WHAT IS EXPECTED: Extract all data as written.

++++++++++++++++++++

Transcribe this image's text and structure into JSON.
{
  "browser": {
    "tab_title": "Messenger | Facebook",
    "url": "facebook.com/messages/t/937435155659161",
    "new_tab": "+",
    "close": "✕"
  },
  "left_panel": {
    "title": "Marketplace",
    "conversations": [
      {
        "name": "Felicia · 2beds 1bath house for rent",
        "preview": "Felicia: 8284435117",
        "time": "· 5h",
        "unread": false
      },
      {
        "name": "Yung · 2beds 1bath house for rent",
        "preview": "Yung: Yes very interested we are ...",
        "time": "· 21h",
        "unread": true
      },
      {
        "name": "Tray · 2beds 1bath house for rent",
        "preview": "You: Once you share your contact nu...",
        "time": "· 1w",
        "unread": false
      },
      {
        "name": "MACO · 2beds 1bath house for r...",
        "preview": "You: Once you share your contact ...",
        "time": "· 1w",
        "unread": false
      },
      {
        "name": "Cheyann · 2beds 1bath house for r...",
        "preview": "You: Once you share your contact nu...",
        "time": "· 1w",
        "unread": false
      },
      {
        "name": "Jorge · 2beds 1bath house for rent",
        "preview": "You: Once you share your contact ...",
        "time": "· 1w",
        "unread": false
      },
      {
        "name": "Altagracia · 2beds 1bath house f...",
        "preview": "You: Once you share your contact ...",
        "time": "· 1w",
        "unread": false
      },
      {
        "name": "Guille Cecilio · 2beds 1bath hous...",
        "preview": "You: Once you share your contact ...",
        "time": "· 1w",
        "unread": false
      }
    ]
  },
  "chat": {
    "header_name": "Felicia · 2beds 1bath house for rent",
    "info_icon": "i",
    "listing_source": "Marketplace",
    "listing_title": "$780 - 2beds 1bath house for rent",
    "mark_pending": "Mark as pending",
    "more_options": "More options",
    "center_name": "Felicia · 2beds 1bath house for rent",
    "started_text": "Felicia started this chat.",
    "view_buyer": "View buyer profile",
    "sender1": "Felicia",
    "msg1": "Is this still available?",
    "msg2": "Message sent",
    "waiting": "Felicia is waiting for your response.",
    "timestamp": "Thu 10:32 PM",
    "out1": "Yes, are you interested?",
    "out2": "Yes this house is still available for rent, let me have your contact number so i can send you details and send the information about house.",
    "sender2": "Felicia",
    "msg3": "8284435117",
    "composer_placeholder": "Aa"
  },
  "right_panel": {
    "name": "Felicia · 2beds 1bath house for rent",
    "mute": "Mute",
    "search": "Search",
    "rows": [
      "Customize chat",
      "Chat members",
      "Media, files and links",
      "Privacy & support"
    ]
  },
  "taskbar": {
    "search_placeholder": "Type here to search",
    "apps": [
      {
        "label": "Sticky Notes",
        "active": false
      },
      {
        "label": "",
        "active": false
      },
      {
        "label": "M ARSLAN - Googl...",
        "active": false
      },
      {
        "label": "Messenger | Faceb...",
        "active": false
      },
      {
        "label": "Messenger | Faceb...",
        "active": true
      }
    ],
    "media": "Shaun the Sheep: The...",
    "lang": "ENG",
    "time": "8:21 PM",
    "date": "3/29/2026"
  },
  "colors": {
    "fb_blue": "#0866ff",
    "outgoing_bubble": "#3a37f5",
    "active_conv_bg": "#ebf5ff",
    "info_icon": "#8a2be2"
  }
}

++++++++++++++++++++

WORKED ANSWER:
Transcribe this image's text and structure into JSON.
{
  "browser": {
    "tab_title": "Messenger | Facebook",
    "url": "facebook.com/messages/t/937435155659161",
    "new_tab": "+",
    "close": "✕"
  },
  "left_panel": {
    "title": "Marketplace",
    "conversations": [
      {
        "name": "Felicia · 2beds 1bath house for rent",
        "preview": "Felicia: 8284435117",
        "time": "· 5h",
        "unread": false
      },
      {
        "name": "Yung · 2beds 1bath house for rent",
        "preview": "Yung: Yes very interested we are ...",
        "time": "· 21h",
        "unread": true
      },
      {
        "name": "Tray · 2beds 1bath house for rent",
        "preview": "You: Once you share your contact nu...",
        "time": "· 1w",
        "unread": false
      },
      {
        "name": "MACO · 2beds 1bath house for r...",
        "preview": "You: Once you share your contact ...",
        "time": "· 1w",
        "unread": false
      },
      {
        "name": "Cheyann · 2beds 1bath house for r...",
        "preview": "You: Once you share your contact nu...",
        "time": "· 1w",
        "unread": false
      },
      {
        "name": "Jorge · 2beds 1bath house for rent",
        "preview": "You: Once you share your contact ...",
        "time": "· 1w",
        "unread": false
      },
      {
        "name": "Altagracia · 2beds 1bath house f...",
        "preview": "You: Once you share your contact ...",
        "time": "· 1w",
        "unread": false
      },
      {
        "name": "Guille Cecilio · 2beds 1bath hous...",
        "preview": "You: Once you share your contact ...",
        "time": "· 1w",
        "unread": false
      }
    ]
  },
  "chat": {
    "header_name": "Felicia · 2beds 1bath house for rent",
    "info_icon": "i",
    "listing_source": "Marketplace",
    "listing_title": "$780 - 2beds 1bath house for rent",
    "mark_pending": "Mark as pending",
    "more_options": "More options",
    "center_name": "Felicia · 2beds 1bath house for rent",
    "started_text": "Felicia started this chat.",
    "view_buyer": "View buyer profile",
    "sender1": "Felicia",
    "msg1": "Is this still available?",
    "msg2": "Message sent",
    "waiting": "Felicia is waiting for your response.",
    "timestamp": "Thu 10:32 PM",
    "out1": "Yes, are you interested?",
    "out2": "Yes this house is still available for rent, let me have your contact number so i can send you details and send the information about house.",
    "sender2": "Felicia",
    "msg3": "8284435117",
    "composer_placeholder": "Aa"
  },
  "right_panel": {
    "name": "Felicia · 2beds 1bath house for rent",
    "mute": "Mute",
    "search": "Search",
    "rows": [
      "Customize chat",
      "Chat members",
      "Media, files and links",
      "Privacy & support"
    ]
  },
  "taskbar": {
    "search_placeholder": "Type here to search",
    "apps": [
      {
        "label": "Sticky Notes",
        "active": false
      },
      {
        "label": "",
        "active": false
      },
      {
        "label": "M ARSLAN - Googl...",
        "active": false
      },
      {
        "label": "Messenger | Faceb...",
        "active": false
      },
      {
        "label": "Messenger | Faceb...",
        "active": true
      }
    ],
    "media": "Shaun the Sheep: The...",
    "lang": "ENG",
    "time": "8:21 PM",
    "date": "3/29/2026"
  },
  "colors": {
    "fb_blue": "#0866ff",
    "outgoing_bubble": "#3a37f5",
    "active_conv_bg": "#ebf5ff",
    "info_icon": "#8a2be2"
  }
}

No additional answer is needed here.